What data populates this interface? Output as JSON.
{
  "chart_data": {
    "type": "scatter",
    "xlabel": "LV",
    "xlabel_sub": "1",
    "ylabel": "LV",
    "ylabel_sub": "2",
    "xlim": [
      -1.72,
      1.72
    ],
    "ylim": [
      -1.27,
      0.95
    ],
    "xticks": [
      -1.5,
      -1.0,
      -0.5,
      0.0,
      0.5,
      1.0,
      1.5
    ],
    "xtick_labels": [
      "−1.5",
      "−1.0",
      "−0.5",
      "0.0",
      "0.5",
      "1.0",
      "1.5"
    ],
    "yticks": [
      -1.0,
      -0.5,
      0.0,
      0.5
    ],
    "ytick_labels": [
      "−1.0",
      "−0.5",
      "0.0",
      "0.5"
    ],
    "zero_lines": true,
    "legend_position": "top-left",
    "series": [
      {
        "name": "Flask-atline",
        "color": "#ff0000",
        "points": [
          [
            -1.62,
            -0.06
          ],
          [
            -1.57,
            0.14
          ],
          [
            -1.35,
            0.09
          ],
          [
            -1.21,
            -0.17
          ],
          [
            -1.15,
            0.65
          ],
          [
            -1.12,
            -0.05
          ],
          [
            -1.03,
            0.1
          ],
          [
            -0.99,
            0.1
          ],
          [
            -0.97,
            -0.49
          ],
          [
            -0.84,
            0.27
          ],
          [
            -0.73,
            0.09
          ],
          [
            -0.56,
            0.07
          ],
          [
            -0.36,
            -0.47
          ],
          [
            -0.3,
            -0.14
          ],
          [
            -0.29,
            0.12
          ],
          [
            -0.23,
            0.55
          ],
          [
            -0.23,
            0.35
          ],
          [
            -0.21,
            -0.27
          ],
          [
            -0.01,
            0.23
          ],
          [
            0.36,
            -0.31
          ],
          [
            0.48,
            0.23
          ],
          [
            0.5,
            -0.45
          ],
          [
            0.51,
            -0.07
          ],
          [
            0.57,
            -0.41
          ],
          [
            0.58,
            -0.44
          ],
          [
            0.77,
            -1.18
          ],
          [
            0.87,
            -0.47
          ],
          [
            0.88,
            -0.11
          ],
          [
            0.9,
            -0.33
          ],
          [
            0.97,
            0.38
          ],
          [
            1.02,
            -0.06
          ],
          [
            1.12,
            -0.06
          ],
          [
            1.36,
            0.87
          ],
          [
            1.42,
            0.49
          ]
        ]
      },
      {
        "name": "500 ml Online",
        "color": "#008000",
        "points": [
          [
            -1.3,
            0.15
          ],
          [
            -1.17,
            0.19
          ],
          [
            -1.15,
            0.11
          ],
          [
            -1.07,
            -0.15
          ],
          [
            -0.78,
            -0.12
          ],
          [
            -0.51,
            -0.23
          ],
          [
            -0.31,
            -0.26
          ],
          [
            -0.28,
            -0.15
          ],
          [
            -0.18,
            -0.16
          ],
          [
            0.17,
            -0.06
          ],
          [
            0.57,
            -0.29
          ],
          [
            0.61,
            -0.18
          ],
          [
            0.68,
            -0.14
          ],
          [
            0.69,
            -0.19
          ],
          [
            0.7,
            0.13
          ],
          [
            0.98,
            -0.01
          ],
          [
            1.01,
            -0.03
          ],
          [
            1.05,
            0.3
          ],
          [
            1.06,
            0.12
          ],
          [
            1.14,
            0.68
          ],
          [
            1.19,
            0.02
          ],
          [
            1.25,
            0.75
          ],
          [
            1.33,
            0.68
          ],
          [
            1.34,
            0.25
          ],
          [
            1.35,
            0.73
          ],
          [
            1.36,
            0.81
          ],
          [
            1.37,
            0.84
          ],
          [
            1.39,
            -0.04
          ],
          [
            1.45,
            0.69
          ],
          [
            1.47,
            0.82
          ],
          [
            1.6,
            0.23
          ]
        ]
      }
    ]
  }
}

- [Your objective]:
Send back each record exactly as it stands.

- [Result for this task]:
What data populates this interface? Output as JSON.
{
  "chart_data": {
    "type": "scatter",
    "xlabel": "LV",
    "xlabel_sub": "1",
    "ylabel": "LV",
    "ylabel_sub": "2",
    "xlim": [
      -1.72,
      1.72
    ],
    "ylim": [
      -1.27,
      0.95
    ],
    "xticks": [
      -1.5,
      -1.0,
      -0.5,
      0.0,
      0.5,
      1.0,
      1.5
    ],
    "xtick_labels": [
      "−1.5",
      "−1.0",
      "−0.5",
      "0.0",
      "0.5",
      "1.0",
      "1.5"
    ],
    "yticks": [
      -1.0,
      -0.5,
      0.0,
      0.5
    ],
    "ytick_labels": [
      "−1.0",
      "−0.5",
      "0.0",
      "0.5"
    ],
    "zero_lines": true,
    "legend_position": "top-left",
    "series": [
      {
        "name": "Flask-atline",
        "color": "#ff0000",
        "points": [
          [
            -1.62,
            -0.06
          ],
          [
            -1.57,
            0.14
          ],
          [
            -1.35,
            0.09
          ],
          [
            -1.21,
            -0.17
          ],
          [
            -1.15,
            0.65
          ],
          [
            -1.12,
            -0.05
          ],
          [
            -1.03,
            0.1
          ],
          [
            -0.99,
            0.1
          ],
          [
            -0.97,
            -0.49
          ],
          [
            -0.84,
            0.27
          ],
          [
            -0.73,
            0.09
          ],
          [
            -0.56,
            0.07
          ],
          [
            -0.36,
            -0.47
          ],
          [
            -0.3,
            -0.14
          ],
          [
            -0.29,
            0.12
          ],
          [
            -0.23,
            0.55
          ],
          [
            -0.23,
            0.35
          ],
          [
            -0.21,
            -0.27
          ],
          [
            -0.01,
            0.23
          ],
          [
            0.36,
            -0.31
          ],
          [
            0.48,
            0.23
          ],
          [
            0.5,
            -0.45
          ],
          [
            0.51,
            -0.07
          ],
          [
            0.57,
            -0.41
          ],
          [
            0.58,
            -0.44
          ],
          [
            0.77,
            -1.18
          ],
          [
            0.87,
            -0.47
          ],
          [
            0.88,
            -0.11
          ],
          [
            0.9,
            -0.33
          ],
          [
            0.97,
            0.38
          ],
          [
            1.02,
            -0.06
          ],
          [
            1.12,
            -0.06
          ],
          [
            1.36,
            0.87
          ],
          [
            1.42,
            0.49
          ]
        ]
      },
      {
        "name": "500 ml Online",
        "color": "#008000",
        "points": [
          [
            -1.3,
            0.15
          ],
          [
            -1.17,
            0.19
          ],
          [
            -1.15,
            0.11
          ],
          [
            -1.07,
            -0.15
          ],
          [
            -0.78,
            -0.12
          ],
          [
            -0.51,
            -0.23
          ],
          [
            -0.31,
            -0.26
          ],
          [
            -0.28,
            -0.15
          ],
          [
            -0.18,
            -0.16
          ],
          [
            0.17,
            -0.06
          ],
          [
            0.57,
            -0.29
          ],
          [
            0.61,
            -0.18
          ],
          [
            0.68,
            -0.14
          ],
          [
            0.69,
            -0.19
          ],
          [
            0.7,
            0.13
          ],
          [
            0.98,
            -0.01
          ],
          [
            1.01,
            -0.03
          ],
          [
            1.05,
            0.3
          ],
          [
            1.06,
            0.12
          ],
          [
            1.14,
            0.68
          ],
          [
            1.19,
            0.02
          ],
          [
            1.25,
            0.75
          ],
          [
            1.33,
            0.68
          ],
          [
            1.34,
            0.25
          ],
          [
            1.35,
            0.73
          ],
          [
            1.36,
            0.81
          ],
          [
            1.37,
            0.84
          ],
          [
            1.39,
            -0.04
          ],
          [
            1.45,
            0.69
          ],
          [
            1.47,
            0.82
          ],
          [
            1.6,
            0.23
          ]
        ]
      }
    ]
  }
}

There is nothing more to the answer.